## Short problem
Restate the entries word for word, omitting nothing.

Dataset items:
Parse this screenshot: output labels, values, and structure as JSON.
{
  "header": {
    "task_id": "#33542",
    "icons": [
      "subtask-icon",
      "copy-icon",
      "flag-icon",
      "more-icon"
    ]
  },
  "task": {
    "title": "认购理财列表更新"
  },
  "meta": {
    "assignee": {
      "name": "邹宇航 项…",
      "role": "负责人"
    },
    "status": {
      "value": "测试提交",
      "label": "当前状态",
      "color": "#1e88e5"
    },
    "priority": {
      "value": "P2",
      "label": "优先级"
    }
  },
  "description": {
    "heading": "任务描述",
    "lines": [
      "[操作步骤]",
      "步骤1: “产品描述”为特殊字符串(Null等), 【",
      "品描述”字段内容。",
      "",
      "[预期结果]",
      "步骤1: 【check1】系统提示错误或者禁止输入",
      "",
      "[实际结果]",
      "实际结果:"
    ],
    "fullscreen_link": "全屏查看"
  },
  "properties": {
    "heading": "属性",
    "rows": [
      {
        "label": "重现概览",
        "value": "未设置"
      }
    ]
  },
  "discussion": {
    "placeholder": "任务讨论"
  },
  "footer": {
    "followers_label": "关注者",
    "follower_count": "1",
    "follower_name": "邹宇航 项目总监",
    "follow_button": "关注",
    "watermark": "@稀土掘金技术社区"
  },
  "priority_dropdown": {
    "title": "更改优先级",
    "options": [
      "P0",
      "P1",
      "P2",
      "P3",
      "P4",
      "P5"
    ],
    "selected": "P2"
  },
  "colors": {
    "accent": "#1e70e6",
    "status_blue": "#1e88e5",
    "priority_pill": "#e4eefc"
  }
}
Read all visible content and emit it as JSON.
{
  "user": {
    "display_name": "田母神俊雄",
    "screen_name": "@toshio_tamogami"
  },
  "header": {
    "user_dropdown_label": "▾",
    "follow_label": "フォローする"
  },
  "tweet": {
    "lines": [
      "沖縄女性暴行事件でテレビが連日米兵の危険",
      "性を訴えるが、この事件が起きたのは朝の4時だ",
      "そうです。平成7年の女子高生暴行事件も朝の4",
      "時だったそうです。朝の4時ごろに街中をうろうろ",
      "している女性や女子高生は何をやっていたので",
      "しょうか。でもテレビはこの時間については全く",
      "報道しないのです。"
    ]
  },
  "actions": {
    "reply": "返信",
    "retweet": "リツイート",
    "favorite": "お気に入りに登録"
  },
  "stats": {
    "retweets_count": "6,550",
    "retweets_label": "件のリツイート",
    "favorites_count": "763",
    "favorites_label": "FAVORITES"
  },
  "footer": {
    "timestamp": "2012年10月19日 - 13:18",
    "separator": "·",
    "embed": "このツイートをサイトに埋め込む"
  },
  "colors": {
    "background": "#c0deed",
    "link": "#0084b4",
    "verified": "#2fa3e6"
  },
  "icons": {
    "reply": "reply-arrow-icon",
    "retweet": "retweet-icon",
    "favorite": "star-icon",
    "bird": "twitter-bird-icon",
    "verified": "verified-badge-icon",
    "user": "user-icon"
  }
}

## Solved exercise
Parse this screenshot: output labels, values, and structure as JSON.
{
  "header": {
    "task_id": "#33542",
    "icons": [
      "subtask-icon",
      "copy-icon",
      "flag-icon",
      "more-icon"
    ]
  },
  "task": {
    "title": "认购理财列表更新"
  },
  "meta": {
    "assignee": {
      "name": "邹宇航 项…",
      "role": "负责人"
    },
    "status": {
      "value": "测试提交",
      "label": "当前状态",
      "color": "#1e88e5"
    },
    "priority": {
      "value": "P2",
      "label": "优先级"
    }
  },
  "description": {
    "heading": "任务描述",
    "lines": [
      "[操作步骤]",
      "步骤1: “产品描述”为特殊字符串(Null等), 【",
      "品描述”字段内容。",
      "",
      "[预期结果]",
      "步骤1: 【check1】系统提示错误或者禁止输入",
      "",
      "[实际结果]",
      "实际结果:"
    ],
    "fullscreen_link": "全屏查看"
  },
  "properties": {
    "heading": "属性",
    "rows": [
      {
        "label": "重现概览",
        "value": "未设置"
      }
    ]
  },
  "discussion": {
    "placeholder": "任务讨论"
  },
  "footer": {
    "followers_label": "关注者",
    "follower_count": "1",
    "follower_name": "邹宇航 项目总监",
    "follow_button": "关注",
    "watermark": "@稀土掘金技术社区"
  },
  "priority_dropdown": {
    "title": "更改优先级",
    "options": [
      "P0",
      "P1",
      "P2",
      "P3",
      "P4",
      "P5"
    ],
    "selected": "P2"
  },
  "colors": {
    "accent": "#1e70e6",
    "status_blue": "#1e88e5",
    "priority_pill": "#e4eefc"
  }
}
Read all visible content and emit it as JSON.
{
  "user": {
    "display_name": "田母神俊雄",
    "screen_name": "@toshio_tamogami"
  },
  "header": {
    "user_dropdown_label": "▾",
    "follow_label": "フォローする"
  },
  "tweet": {
    "lines": [
      "沖縄女性暴行事件でテレビが連日米兵の危険",
      "性を訴えるが、この事件が起きたのは朝の4時だ",
      "そうです。平成7年の女子高生暴行事件も朝の4",
      "時だったそうです。朝の4時ごろに街中をうろうろ",
      "している女性や女子高生は何をやっていたので",
      "しょうか。でもテレビはこの時間については全く",
      "報道しないのです。"
    ]
  },
  "actions": {
    "reply": "返信",
    "retweet": "リツイート",
    "favorite": "お気に入りに登録"
  },
  "stats": {
    "retweets_count": "6,550",
    "retweets_label": "件のリツイート",
    "favorites_count": "763",
    "favorites_label": "FAVORITES"
  },
  "footer": {
    "timestamp": "2012年10月19日 - 13:18",
    "separator": "·",
    "embed": "このツイートをサイトに埋め込む"
  },
  "colors": {
    "background": "#c0deed",
    "link": "#0084b4",
    "verified": "#2fa3e6"
  },
  "icons": {
    "reply": "reply-arrow-icon",
    "retweet": "retweet-icon",
    "favorite": "star-icon",
    "bird": "twitter-bird-icon",
    "verified": "verified-badge-icon",
    "user": "user-icon"
  }
}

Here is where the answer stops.